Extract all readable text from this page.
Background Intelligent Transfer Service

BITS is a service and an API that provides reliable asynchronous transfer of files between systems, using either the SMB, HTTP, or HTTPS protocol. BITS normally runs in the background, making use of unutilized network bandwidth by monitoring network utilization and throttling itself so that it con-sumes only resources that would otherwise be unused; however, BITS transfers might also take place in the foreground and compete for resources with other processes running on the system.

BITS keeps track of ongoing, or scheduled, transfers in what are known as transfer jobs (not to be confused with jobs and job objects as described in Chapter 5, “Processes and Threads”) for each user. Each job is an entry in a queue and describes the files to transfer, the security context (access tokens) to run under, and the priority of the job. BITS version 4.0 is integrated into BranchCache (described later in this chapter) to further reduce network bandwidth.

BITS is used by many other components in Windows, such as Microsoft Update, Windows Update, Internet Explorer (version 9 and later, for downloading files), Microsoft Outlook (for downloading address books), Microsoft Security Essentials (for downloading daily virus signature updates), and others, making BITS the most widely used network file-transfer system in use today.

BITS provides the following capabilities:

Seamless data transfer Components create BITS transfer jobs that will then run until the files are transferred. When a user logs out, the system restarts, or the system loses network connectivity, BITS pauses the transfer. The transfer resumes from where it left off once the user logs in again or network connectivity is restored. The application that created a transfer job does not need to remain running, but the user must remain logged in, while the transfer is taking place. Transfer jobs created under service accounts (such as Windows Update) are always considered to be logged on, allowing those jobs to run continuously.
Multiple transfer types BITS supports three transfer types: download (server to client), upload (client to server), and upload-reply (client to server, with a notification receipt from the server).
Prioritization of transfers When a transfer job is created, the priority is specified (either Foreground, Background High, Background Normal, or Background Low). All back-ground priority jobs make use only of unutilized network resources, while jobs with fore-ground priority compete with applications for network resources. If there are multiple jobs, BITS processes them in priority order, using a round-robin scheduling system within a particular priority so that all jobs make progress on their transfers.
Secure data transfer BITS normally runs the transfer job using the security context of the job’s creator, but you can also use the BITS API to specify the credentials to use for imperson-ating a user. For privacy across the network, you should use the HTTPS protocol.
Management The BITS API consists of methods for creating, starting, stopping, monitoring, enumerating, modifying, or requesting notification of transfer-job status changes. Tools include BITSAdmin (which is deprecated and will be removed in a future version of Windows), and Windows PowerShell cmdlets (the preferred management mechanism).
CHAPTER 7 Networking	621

• _Task goal_
Lines containing the word "protocol" are to be counted in the listing; state their number alone.

• _Task result_
2